▸ **Exercise goal**:
Each entry needs to be restated exactly as written.

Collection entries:
+++

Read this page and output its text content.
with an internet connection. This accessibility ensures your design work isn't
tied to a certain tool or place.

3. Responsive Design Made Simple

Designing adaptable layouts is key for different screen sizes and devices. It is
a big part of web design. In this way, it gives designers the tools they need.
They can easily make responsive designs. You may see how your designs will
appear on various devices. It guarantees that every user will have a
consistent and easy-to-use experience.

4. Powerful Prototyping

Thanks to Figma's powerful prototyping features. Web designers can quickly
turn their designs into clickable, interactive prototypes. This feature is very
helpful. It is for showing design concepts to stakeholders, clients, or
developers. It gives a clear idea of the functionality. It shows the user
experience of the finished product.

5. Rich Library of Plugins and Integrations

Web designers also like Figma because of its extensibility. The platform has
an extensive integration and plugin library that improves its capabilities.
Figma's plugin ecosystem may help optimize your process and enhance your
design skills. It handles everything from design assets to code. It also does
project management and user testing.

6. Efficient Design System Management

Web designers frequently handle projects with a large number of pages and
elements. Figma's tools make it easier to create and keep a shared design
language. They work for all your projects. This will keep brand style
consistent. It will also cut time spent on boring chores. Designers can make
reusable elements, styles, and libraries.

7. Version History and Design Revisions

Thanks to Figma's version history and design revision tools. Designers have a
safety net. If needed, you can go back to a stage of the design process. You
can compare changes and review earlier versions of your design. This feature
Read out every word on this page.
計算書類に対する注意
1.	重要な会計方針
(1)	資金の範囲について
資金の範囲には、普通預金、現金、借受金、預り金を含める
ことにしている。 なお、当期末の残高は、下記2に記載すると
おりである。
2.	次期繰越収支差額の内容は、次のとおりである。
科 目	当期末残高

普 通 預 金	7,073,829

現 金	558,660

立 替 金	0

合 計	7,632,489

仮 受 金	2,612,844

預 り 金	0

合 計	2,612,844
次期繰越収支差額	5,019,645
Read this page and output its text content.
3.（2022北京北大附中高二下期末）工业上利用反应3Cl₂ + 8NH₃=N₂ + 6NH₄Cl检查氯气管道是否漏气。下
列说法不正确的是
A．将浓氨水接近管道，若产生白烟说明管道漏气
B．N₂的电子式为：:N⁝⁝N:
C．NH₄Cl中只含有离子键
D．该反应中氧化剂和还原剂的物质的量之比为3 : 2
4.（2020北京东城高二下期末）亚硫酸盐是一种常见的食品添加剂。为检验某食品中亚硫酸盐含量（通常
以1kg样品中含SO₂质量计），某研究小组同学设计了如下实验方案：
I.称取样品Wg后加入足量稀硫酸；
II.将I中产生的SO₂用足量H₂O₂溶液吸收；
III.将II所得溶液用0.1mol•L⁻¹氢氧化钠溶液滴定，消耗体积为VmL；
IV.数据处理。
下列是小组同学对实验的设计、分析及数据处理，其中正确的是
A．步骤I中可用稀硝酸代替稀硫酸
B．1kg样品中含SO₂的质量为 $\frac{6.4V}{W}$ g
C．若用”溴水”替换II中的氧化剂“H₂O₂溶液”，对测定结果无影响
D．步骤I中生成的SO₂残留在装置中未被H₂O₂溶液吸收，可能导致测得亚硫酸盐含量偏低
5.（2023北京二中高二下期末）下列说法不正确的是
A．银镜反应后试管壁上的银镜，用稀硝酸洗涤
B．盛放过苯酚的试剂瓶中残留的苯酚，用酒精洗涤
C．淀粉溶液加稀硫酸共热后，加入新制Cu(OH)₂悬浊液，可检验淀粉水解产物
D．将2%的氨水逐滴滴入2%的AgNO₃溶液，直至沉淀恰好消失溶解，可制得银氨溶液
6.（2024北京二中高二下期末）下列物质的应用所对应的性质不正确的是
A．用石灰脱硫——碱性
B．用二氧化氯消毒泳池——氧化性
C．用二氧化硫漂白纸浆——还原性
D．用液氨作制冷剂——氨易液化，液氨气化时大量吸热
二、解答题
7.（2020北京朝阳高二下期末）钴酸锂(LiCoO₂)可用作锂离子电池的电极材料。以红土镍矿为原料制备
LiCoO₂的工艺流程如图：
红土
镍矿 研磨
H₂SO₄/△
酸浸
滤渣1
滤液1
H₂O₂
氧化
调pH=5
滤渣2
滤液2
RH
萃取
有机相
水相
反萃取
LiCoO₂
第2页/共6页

+++

▸ **Exercise output**:
Read this page and output its text content.
with an internet connection. This accessibility ensures your design work isn't
tied to a certain tool or place.

3. Responsive Design Made Simple

Designing adaptable layouts is key for different screen sizes and devices. It is
a big part of web design. In this way, it gives designers the tools they need.
They can easily make responsive designs. You may see how your designs will
appear on various devices. It guarantees that every user will have a
consistent and easy-to-use experience.

4. Powerful Prototyping

Thanks to Figma's powerful prototyping features. Web designers can quickly
turn their designs into clickable, interactive prototypes. This feature is very
helpful. It is for showing design concepts to stakeholders, clients, or
developers. It gives a clear idea of the functionality. It shows the user
experience of the finished product.

5. Rich Library of Plugins and Integrations

Web designers also like Figma because of its extensibility. The platform has
an extensive integration and plugin library that improves its capabilities.
Figma's plugin ecosystem may help optimize your process and enhance your
design skills. It handles everything from design assets to code. It also does
project management and user testing.

6. Efficient Design System Management

Web designers frequently handle projects with a large number of pages and
elements. Figma's tools make it easier to create and keep a shared design
language. They work for all your projects. This will keep brand style
consistent. It will also cut time spent on boring chores. Designers can make
reusable elements, styles, and libraries.

7. Version History and Design Revisions

Thanks to Figma's version history and design revision tools. Designers have a
safety net. If needed, you can go back to a stage of the design process. You
can compare changes and review earlier versions of your design. This feature
Read out every word on this page.
計算書類に対する注意
1.	重要な会計方針
(1)	資金の範囲について
資金の範囲には、普通預金、現金、借受金、預り金を含める
ことにしている。 なお、当期末の残高は、下記2に記載すると
おりである。
2.	次期繰越収支差額の内容は、次のとおりである。
科 目	当期末残高

普 通 預 金	7,073,829

現 金	558,660

立 替 金	0

合 計	7,632,489

仮 受 金	2,612,844

預 り 金	0

合 計	2,612,844
次期繰越収支差額	5,019,645
Read this page and output its text content.
3.（2022北京北大附中高二下期末）工业上利用反应3Cl₂ + 8NH₃=N₂ + 6NH₄Cl检查氯气管道是否漏气。下
列说法不正确的是
A．将浓氨水接近管道，若产生白烟说明管道漏气
B．N₂的电子式为：:N⁝⁝N:
C．NH₄Cl中只含有离子键
D．该反应中氧化剂和还原剂的物质的量之比为3 : 2
4.（2020北京东城高二下期末）亚硫酸盐是一种常见的食品添加剂。为检验某食品中亚硫酸盐含量（通常
以1kg样品中含SO₂质量计），某研究小组同学设计了如下实验方案：
I.称取样品Wg后加入足量稀硫酸；
II.将I中产生的SO₂用足量H₂O₂溶液吸收；
III.将II所得溶液用0.1mol•L⁻¹氢氧化钠溶液滴定，消耗体积为VmL；
IV.数据处理。
下列是小组同学对实验的设计、分析及数据处理，其中正确的是
A．步骤I中可用稀硝酸代替稀硫酸
B．1kg样品中含SO₂的质量为 $\frac{6.4V}{W}$ g
C．若用”溴水”替换II中的氧化剂“H₂O₂溶液”，对测定结果无影响
D．步骤I中生成的SO₂残留在装置中未被H₂O₂溶液吸收，可能导致测得亚硫酸盐含量偏低
5.（2023北京二中高二下期末）下列说法不正确的是
A．银镜反应后试管壁上的银镜，用稀硝酸洗涤
B．盛放过苯酚的试剂瓶中残留的苯酚，用酒精洗涤
C．淀粉溶液加稀硫酸共热后，加入新制Cu(OH)₂悬浊液，可检验淀粉水解产物
D．将2%的氨水逐滴滴入2%的AgNO₃溶液，直至沉淀恰好消失溶解，可制得银氨溶液
6.（2024北京二中高二下期末）下列物质的应用所对应的性质不正确的是
A．用石灰脱硫——碱性
B．用二氧化氯消毒泳池——氧化性
C．用二氧化硫漂白纸浆——还原性
D．用液氨作制冷剂——氨易液化，液氨气化时大量吸热
二、解答题
7.（2020北京朝阳高二下期末）钴酸锂(LiCoO₂)可用作锂离子电池的电极材料。以红土镍矿为原料制备
LiCoO₂的工艺流程如图：
红土
镍矿 研磨
H₂SO₄/△
酸浸
滤渣1
滤液1
H₂O₂
氧化
调pH=5
滤渣2
滤液2
RH
萃取
有机相
水相
反萃取
LiCoO₂
第2页/共6页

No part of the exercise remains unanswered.